■ **What the task requires**:
Copy all of the material below exactly.

= = = = =

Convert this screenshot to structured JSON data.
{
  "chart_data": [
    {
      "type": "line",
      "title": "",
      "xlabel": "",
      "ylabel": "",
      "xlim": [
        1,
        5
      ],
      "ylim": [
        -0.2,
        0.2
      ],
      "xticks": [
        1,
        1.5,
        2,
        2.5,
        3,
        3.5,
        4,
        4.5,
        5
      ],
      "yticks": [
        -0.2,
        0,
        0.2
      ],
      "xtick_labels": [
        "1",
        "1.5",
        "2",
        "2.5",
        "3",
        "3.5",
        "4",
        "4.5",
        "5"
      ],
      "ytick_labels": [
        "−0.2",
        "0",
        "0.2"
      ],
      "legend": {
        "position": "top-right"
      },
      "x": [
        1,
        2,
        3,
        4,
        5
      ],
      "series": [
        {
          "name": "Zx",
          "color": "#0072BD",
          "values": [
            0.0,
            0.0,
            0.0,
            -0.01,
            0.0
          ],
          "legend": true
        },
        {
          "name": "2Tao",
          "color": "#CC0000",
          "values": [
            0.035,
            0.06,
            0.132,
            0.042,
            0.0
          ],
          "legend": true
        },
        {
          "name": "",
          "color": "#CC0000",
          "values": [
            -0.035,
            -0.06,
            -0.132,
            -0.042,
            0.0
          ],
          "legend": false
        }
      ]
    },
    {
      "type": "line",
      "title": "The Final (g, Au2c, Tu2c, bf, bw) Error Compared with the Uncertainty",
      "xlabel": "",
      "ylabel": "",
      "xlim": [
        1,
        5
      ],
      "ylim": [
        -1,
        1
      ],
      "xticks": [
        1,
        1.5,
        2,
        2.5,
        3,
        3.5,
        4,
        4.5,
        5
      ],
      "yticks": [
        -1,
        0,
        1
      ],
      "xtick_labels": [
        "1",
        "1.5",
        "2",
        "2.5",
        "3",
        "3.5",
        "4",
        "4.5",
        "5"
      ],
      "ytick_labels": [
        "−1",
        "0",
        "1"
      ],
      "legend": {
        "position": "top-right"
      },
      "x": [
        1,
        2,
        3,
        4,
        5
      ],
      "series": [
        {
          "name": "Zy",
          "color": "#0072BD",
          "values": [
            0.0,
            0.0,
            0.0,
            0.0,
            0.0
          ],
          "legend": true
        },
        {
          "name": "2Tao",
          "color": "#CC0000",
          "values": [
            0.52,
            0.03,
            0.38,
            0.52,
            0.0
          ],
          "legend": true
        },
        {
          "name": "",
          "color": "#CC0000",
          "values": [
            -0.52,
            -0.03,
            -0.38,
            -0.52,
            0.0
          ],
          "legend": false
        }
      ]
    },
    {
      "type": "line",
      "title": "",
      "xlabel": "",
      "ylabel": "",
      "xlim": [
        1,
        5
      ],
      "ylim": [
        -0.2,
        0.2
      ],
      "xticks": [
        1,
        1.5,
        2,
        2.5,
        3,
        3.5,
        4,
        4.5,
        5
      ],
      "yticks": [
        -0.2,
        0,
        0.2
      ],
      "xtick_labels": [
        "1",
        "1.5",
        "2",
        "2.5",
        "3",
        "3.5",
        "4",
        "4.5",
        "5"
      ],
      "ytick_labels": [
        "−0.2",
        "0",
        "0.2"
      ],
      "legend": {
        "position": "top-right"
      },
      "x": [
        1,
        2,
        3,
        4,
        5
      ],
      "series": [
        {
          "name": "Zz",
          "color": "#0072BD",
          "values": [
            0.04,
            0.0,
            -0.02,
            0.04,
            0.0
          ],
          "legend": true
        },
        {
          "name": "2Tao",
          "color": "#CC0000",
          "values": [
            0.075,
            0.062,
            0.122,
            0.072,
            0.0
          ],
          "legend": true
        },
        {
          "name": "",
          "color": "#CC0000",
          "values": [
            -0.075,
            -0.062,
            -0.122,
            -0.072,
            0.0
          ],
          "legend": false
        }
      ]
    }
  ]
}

= = = = =

■ **Full answer**:
Convert this screenshot to structured JSON data.
{
  "chart_data": [
    {
      "type": "line",
      "title": "",
      "xlabel": "",
      "ylabel": "",
      "xlim": [
        1,
        5
      ],
      "ylim": [
        -0.2,
        0.2
      ],
      "xticks": [
        1,
        1.5,
        2,
        2.5,
        3,
        3.5,
        4,
        4.5,
        5
      ],
      "yticks": [
        -0.2,
        0,
        0.2
      ],
      "xtick_labels": [
        "1",
        "1.5",
        "2",
        "2.5",
        "3",
        "3.5",
        "4",
        "4.5",
        "5"
      ],
      "ytick_labels": [
        "−0.2",
        "0",
        "0.2"
      ],
      "legend": {
        "position": "top-right"
      },
      "x": [
        1,
        2,
        3,
        4,
        5
      ],
      "series": [
        {
          "name": "Zx",
          "color": "#0072BD",
          "values": [
            0.0,
            0.0,
            0.0,
            -0.01,
            0.0
          ],
          "legend": true
        },
        {
          "name": "2Tao",
          "color": "#CC0000",
          "values": [
            0.035,
            0.06,
            0.132,
            0.042,
            0.0
          ],
          "legend": true
        },
        {
          "name": "",
          "color": "#CC0000",
          "values": [
            -0.035,
            -0.06,
            -0.132,
            -0.042,
            0.0
          ],
          "legend": false
        }
      ]
    },
    {
      "type": "line",
      "title": "The Final (g, Au2c, Tu2c, bf, bw) Error Compared with the Uncertainty",
      "xlabel": "",
      "ylabel": "",
      "xlim": [
        1,
        5
      ],
      "ylim": [
        -1,
        1
      ],
      "xticks": [
        1,
        1.5,
        2,
        2.5,
        3,
        3.5,
        4,
        4.5,
        5
      ],
      "yticks": [
        -1,
        0,
        1
      ],
      "xtick_labels": [
        "1",
        "1.5",
        "2",
        "2.5",
        "3",
        "3.5",
        "4",
        "4.5",
        "5"
      ],
      "ytick_labels": [
        "−1",
        "0",
        "1"
      ],
      "legend": {
        "position": "top-right"
      },
      "x": [
        1,
        2,
        3,
        4,
        5
      ],
      "series": [
        {
          "name": "Zy",
          "color": "#0072BD",
          "values": [
            0.0,
            0.0,
            0.0,
            0.0,
            0.0
          ],
          "legend": true
        },
        {
          "name": "2Tao",
          "color": "#CC0000",
          "values": [
            0.52,
            0.03,
            0.38,
            0.52,
            0.0
          ],
          "legend": true
        },
        {
          "name": "",
          "color": "#CC0000",
          "values": [
            -0.52,
            -0.03,
            -0.38,
            -0.52,
            0.0
          ],
          "legend": false
        }
      ]
    },
    {
      "type": "line",
      "title": "",
      "xlabel": "",
      "ylabel": "",
      "xlim": [
        1,
        5
      ],
      "ylim": [
        -0.2,
        0.2
      ],
      "xticks": [
        1,
        1.5,
        2,
        2.5,
        3,
        3.5,
        4,
        4.5,
        5
      ],
      "yticks": [
        -0.2,
        0,
        0.2
      ],
      "xtick_labels": [
        "1",
        "1.5",
        "2",
        "2.5",
        "3",
        "3.5",
        "4",
        "4.5",
        "5"
      ],
      "ytick_labels": [
        "−0.2",
        "0",
        "0.2"
      ],
      "legend": {
        "position": "top-right"
      },
      "x": [
        1,
        2,
        3,
        4,
        5
      ],
      "series": [
        {
          "name": "Zz",
          "color": "#0072BD",
          "values": [
            0.04,
            0.0,
            -0.02,
            0.04,
            0.0
          ],
          "legend": true
        },
        {
          "name": "2Tao",
          "color": "#CC0000",
          "values": [
            0.075,
            0.062,
            0.122,
            0.072,
            0.0
          ],
          "legend": true
        },
        {
          "name": "",
          "color": "#CC0000",
          "values": [
            -0.075,
            -0.062,
            -0.122,
            -0.072,
            0.0
          ],
          "legend": false
        }
      ]
    }
  ]
}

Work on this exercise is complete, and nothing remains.